▸ **Exercise task**
Retype each entry below exactly as it stands.

▸ **Collected data entries**
────────

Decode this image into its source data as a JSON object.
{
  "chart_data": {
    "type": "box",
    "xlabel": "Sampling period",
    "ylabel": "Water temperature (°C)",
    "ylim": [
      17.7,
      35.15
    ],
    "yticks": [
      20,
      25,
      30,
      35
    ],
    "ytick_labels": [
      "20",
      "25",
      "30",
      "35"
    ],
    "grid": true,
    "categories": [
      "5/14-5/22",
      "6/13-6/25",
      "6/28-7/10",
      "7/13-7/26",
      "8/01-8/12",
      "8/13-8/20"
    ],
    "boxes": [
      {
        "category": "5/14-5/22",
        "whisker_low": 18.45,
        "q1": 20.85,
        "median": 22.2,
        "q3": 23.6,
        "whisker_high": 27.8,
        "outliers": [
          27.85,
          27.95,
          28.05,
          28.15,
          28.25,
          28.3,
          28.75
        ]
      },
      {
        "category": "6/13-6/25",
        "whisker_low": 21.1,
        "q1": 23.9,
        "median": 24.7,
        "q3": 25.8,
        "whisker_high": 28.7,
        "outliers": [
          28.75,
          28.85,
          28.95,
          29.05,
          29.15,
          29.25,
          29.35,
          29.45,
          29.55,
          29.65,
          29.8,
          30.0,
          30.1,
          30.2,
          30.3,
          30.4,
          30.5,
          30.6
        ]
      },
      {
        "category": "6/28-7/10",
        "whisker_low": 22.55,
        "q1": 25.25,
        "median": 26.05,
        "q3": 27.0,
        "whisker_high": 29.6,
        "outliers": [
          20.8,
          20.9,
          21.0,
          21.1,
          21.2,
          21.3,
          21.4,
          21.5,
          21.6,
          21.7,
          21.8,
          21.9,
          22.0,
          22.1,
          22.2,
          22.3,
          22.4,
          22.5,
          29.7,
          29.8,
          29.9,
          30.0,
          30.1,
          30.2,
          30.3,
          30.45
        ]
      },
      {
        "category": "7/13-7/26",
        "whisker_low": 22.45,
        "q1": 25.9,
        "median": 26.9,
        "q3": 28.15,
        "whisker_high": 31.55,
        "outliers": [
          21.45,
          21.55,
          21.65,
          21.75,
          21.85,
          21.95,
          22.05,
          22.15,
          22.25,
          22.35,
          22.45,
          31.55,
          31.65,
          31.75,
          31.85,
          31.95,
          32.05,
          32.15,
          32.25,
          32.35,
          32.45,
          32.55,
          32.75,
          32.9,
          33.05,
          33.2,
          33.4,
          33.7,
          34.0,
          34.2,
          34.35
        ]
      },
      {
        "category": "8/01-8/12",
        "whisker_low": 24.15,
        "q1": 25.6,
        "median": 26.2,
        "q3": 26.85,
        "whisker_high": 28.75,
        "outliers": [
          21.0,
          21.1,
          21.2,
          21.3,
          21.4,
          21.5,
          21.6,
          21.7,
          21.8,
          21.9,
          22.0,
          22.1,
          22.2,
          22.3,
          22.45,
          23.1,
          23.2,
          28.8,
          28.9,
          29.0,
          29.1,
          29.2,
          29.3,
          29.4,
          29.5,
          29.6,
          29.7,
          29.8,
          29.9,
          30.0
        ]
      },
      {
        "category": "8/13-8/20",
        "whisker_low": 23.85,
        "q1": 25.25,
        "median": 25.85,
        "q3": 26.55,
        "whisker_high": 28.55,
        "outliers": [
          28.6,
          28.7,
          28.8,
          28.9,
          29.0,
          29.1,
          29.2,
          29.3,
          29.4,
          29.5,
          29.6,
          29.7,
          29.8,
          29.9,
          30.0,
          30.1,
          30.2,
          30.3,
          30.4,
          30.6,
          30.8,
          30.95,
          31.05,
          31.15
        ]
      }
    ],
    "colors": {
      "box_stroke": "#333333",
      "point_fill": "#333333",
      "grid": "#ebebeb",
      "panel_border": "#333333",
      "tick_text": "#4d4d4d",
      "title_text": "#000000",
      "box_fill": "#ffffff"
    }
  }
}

────────

▸ **Completed exercise**
Decode this image into its source data as a JSON object.
{
  "chart_data": {
    "type": "box",
    "xlabel": "Sampling period",
    "ylabel": "Water temperature (°C)",
    "ylim": [
      17.7,
      35.15
    ],
    "yticks": [
      20,
      25,
      30,
      35
    ],
    "ytick_labels": [
      "20",
      "25",
      "30",
      "35"
    ],
    "grid": true,
    "categories": [
      "5/14-5/22",
      "6/13-6/25",
      "6/28-7/10",
      "7/13-7/26",
      "8/01-8/12",
      "8/13-8/20"
    ],
    "boxes": [
      {
        "category": "5/14-5/22",
        "whisker_low": 18.45,
        "q1": 20.85,
        "median": 22.2,
        "q3": 23.6,
        "whisker_high": 27.8,
        "outliers": [
          27.85,
          27.95,
          28.05,
          28.15,
          28.25,
          28.3,
          28.75
        ]
      },
      {
        "category": "6/13-6/25",
        "whisker_low": 21.1,
        "q1": 23.9,
        "median": 24.7,
        "q3": 25.8,
        "whisker_high": 28.7,
        "outliers": [
          28.75,
          28.85,
          28.95,
          29.05,
          29.15,
          29.25,
          29.35,
          29.45,
          29.55,
          29.65,
          29.8,
          30.0,
          30.1,
          30.2,
          30.3,
          30.4,
          30.5,
          30.6
        ]
      },
      {
        "category": "6/28-7/10",
        "whisker_low": 22.55,
        "q1": 25.25,
        "median": 26.05,
        "q3": 27.0,
        "whisker_high": 29.6,
        "outliers": [
          20.8,
          20.9,
          21.0,
          21.1,
          21.2,
          21.3,
          21.4,
          21.5,
          21.6,
          21.7,
          21.8,
          21.9,
          22.0,
          22.1,
          22.2,
          22.3,
          22.4,
          22.5,
          29.7,
          29.8,
          29.9,
          30.0,
          30.1,
          30.2,
          30.3,
          30.45
        ]
      },
      {
        "category": "7/13-7/26",
        "whisker_low": 22.45,
        "q1": 25.9,
        "median": 26.9,
        "q3": 28.15,
        "whisker_high": 31.55,
        "outliers": [
          21.45,
          21.55,
          21.65,
          21.75,
          21.85,
          21.95,
          22.05,
          22.15,
          22.25,
          22.35,
          22.45,
          31.55,
          31.65,
          31.75,
          31.85,
          31.95,
          32.05,
          32.15,
          32.25,
          32.35,
          32.45,
          32.55,
          32.75,
          32.9,
          33.05,
          33.2,
          33.4,
          33.7,
          34.0,
          34.2,
          34.35
        ]
      },
      {
        "category": "8/01-8/12",
        "whisker_low": 24.15,
        "q1": 25.6,
        "median": 26.2,
        "q3": 26.85,
        "whisker_high": 28.75,
        "outliers": [
          21.0,
          21.1,
          21.2,
          21.3,
          21.4,
          21.5,
          21.6,
          21.7,
          21.8,
          21.9,
          22.0,
          22.1,
          22.2,
          22.3,
          22.45,
          23.1,
          23.2,
          28.8,
          28.9,
          29.0,
          29.1,
          29.2,
          29.3,
          29.4,
          29.5,
          29.6,
          29.7,
          29.8,
          29.9,
          30.0
        ]
      },
      {
        "category": "8/13-8/20",
        "whisker_low": 23.85,
        "q1": 25.25,
        "median": 25.85,
        "q3": 26.55,
        "whisker_high": 28.55,
        "outliers": [
          28.6,
          28.7,
          28.8,
          28.9,
          29.0,
          29.1,
          29.2,
          29.3,
          29.4,
          29.5,
          29.6,
          29.7,
          29.8,
          29.9,
          30.0,
          30.1,
          30.2,
          30.3,
          30.4,
          30.6,
          30.8,
          30.95,
          31.05,
          31.15
        ]
      }
    ],
    "colors": {
      "box_stroke": "#333333",
      "point_fill": "#333333",
      "grid": "#ebebeb",
      "panel_border": "#333333",
      "tick_text": "#4d4d4d",
      "title_text": "#000000",
      "box_fill": "#ffffff"
    }
  }
}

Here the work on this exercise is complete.